DATA PROVIDED:
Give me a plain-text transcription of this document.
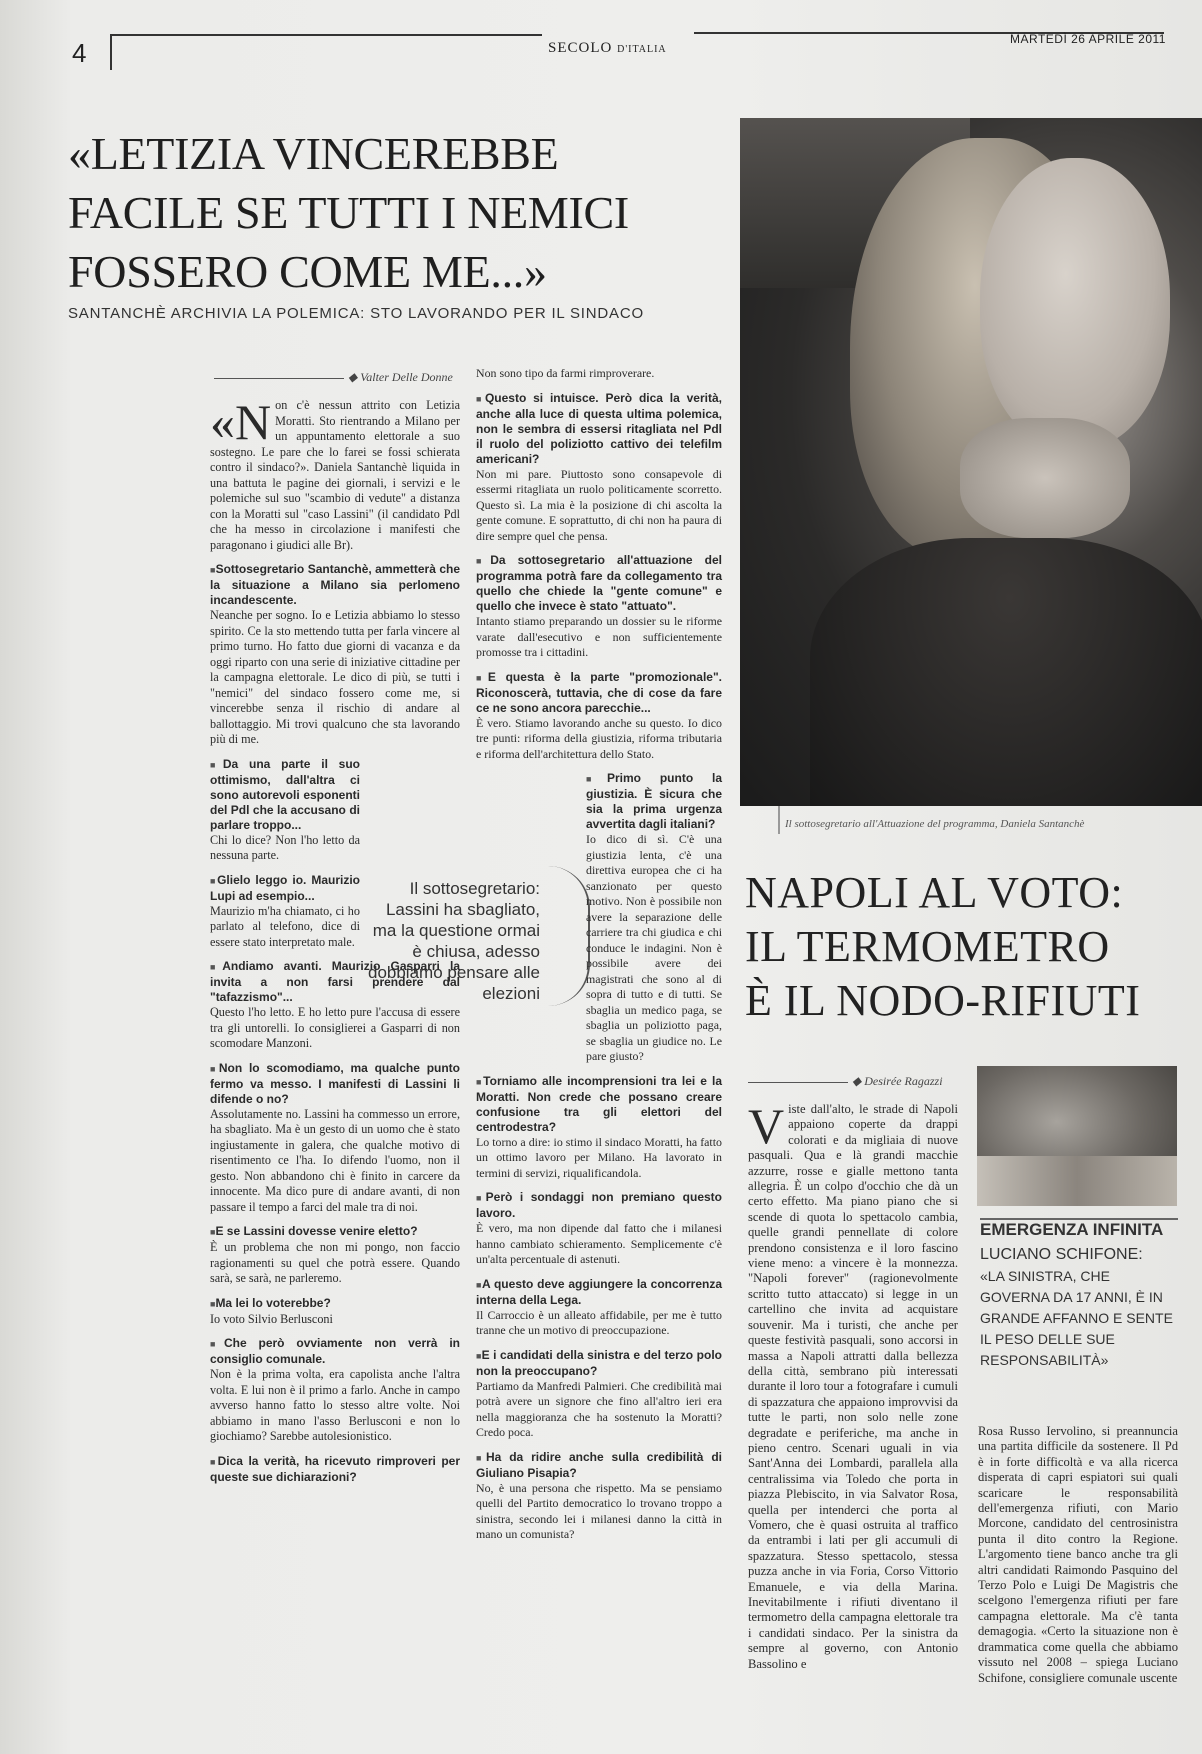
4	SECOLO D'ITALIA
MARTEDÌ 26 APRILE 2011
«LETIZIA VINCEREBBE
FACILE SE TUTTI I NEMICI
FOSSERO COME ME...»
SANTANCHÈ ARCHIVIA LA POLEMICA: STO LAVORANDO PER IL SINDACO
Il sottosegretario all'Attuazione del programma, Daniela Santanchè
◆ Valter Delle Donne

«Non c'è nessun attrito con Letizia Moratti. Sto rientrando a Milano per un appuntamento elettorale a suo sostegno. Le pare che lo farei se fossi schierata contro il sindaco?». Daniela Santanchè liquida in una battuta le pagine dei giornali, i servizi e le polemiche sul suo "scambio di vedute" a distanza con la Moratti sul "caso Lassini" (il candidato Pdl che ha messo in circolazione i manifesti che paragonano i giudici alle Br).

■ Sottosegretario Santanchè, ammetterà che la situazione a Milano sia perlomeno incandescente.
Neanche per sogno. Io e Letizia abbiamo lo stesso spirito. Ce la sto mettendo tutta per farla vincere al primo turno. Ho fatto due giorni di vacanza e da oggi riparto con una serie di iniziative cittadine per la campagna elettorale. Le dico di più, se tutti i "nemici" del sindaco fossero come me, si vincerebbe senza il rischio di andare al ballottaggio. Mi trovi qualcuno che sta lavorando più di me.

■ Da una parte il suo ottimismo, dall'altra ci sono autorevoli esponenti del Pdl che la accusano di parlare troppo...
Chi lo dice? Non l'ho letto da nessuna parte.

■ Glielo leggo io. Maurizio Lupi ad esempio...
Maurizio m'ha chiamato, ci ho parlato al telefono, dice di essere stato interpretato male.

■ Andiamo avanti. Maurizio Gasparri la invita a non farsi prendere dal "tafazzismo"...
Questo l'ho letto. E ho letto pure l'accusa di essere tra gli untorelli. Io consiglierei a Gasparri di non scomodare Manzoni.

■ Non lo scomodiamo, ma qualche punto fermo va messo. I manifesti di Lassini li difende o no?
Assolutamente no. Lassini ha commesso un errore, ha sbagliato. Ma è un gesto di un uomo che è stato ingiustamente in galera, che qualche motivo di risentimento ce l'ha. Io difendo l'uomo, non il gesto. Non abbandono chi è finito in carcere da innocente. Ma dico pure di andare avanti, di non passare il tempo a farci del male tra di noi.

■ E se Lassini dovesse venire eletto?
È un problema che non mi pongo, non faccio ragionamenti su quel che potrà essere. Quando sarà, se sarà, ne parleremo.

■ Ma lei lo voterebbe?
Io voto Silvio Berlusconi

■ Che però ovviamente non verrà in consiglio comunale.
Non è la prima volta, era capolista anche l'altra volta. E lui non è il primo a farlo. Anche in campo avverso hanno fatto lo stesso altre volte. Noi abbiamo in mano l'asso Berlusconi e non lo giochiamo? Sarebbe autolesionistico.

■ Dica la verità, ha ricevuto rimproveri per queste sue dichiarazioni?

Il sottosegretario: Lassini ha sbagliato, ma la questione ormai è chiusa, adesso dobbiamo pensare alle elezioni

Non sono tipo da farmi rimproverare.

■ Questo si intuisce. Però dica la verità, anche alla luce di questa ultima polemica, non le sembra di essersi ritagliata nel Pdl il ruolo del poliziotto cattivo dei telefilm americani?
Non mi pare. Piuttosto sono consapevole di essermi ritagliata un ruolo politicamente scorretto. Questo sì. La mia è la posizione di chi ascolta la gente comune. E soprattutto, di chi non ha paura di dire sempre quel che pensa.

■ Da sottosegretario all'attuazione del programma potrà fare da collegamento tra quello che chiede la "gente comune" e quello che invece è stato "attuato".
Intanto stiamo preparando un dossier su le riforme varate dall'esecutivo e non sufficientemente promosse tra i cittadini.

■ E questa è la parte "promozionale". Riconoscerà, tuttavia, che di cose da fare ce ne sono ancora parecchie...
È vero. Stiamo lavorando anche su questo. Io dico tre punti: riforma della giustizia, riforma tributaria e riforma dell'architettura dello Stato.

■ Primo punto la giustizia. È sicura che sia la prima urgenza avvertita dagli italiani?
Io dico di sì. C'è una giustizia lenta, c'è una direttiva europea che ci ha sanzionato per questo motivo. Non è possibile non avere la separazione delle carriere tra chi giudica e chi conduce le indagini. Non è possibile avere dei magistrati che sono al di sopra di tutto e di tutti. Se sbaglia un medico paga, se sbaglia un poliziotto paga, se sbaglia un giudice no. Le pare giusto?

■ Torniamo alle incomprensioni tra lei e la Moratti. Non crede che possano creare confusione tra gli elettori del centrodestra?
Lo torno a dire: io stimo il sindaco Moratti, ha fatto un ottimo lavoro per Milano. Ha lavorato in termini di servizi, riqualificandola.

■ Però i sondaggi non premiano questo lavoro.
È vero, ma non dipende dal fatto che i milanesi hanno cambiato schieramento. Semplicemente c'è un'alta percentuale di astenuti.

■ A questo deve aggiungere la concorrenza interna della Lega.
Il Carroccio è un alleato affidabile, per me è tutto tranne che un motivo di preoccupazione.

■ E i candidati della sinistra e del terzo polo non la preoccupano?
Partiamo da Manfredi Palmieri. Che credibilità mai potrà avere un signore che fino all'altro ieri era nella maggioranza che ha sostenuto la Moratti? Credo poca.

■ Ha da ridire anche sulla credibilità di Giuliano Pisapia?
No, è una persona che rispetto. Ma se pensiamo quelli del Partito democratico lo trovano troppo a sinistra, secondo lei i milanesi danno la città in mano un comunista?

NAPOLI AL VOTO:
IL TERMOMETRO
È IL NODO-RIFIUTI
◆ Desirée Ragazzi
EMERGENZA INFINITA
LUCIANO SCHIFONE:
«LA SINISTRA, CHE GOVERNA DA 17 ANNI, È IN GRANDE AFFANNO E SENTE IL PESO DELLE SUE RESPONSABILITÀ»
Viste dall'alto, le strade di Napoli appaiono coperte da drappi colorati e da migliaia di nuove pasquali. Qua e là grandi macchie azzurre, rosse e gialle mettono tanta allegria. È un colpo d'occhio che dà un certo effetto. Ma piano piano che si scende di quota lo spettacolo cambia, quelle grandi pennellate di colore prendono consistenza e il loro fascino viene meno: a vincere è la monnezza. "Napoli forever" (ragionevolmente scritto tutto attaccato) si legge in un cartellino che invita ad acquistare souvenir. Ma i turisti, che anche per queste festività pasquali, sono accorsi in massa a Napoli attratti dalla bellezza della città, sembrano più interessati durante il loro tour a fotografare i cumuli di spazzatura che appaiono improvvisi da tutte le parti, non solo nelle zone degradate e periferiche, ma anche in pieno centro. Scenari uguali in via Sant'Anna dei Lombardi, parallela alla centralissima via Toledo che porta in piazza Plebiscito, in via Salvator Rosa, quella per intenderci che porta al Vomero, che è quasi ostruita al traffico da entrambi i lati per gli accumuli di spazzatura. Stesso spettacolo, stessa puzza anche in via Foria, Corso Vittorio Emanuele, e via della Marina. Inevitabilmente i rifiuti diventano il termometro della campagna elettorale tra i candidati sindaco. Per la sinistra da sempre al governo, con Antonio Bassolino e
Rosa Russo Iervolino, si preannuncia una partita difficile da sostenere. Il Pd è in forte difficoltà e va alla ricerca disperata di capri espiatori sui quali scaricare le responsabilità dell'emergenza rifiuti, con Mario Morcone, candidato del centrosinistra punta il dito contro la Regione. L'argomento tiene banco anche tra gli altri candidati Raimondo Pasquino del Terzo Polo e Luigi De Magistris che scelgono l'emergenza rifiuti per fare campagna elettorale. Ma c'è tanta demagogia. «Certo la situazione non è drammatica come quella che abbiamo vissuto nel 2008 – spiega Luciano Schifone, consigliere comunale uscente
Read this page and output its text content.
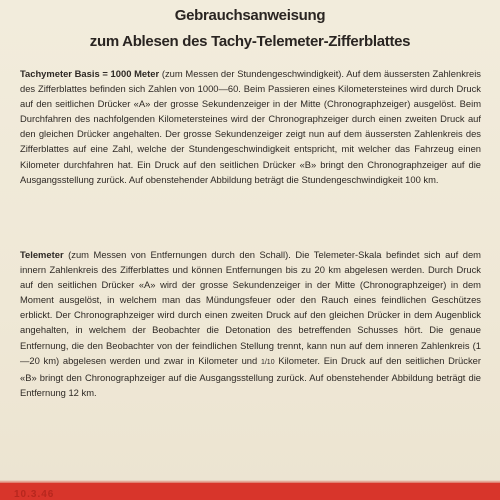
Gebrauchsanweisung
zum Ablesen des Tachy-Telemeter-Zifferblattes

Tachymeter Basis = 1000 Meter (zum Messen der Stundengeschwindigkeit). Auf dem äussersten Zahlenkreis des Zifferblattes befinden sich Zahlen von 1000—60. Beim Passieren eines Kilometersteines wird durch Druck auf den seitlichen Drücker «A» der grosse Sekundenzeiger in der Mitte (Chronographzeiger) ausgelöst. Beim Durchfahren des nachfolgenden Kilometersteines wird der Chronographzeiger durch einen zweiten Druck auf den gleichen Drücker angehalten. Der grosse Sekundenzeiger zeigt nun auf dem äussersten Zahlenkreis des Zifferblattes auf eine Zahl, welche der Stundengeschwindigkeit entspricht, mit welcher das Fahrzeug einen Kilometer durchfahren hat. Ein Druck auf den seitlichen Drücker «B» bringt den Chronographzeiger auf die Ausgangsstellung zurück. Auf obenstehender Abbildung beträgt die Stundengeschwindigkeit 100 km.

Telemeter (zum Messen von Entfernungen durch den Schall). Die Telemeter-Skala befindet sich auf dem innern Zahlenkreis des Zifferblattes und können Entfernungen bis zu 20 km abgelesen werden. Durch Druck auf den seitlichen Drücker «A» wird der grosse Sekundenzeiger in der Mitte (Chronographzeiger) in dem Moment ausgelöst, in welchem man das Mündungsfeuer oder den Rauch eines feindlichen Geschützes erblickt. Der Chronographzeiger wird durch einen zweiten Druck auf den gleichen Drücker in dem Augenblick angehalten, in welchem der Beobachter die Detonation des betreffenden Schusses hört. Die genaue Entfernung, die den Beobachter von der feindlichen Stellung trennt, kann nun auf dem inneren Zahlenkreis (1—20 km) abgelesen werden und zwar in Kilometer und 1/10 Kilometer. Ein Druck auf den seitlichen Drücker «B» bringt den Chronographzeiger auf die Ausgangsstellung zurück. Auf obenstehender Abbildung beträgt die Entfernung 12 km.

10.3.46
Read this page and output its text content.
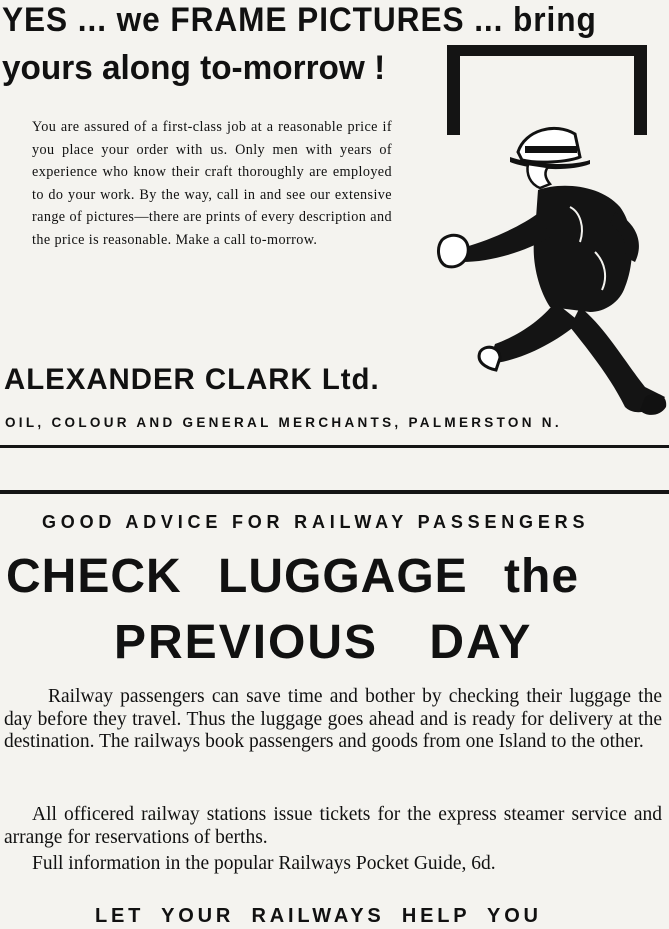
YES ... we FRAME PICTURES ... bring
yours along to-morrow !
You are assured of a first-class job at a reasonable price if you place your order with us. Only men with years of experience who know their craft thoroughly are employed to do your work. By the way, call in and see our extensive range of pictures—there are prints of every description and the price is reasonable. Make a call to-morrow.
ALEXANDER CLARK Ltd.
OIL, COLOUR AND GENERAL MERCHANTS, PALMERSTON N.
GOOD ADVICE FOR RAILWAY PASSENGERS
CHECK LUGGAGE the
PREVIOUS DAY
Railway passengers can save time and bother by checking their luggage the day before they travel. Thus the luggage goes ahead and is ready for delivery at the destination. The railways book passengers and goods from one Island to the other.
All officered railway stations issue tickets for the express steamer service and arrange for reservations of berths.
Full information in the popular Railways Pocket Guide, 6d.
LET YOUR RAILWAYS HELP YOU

THE PROBLEM: Report how many lines in these entries contain "giustizia". Answer with the number only.

ANSWER TO THIS PROBLEM: 3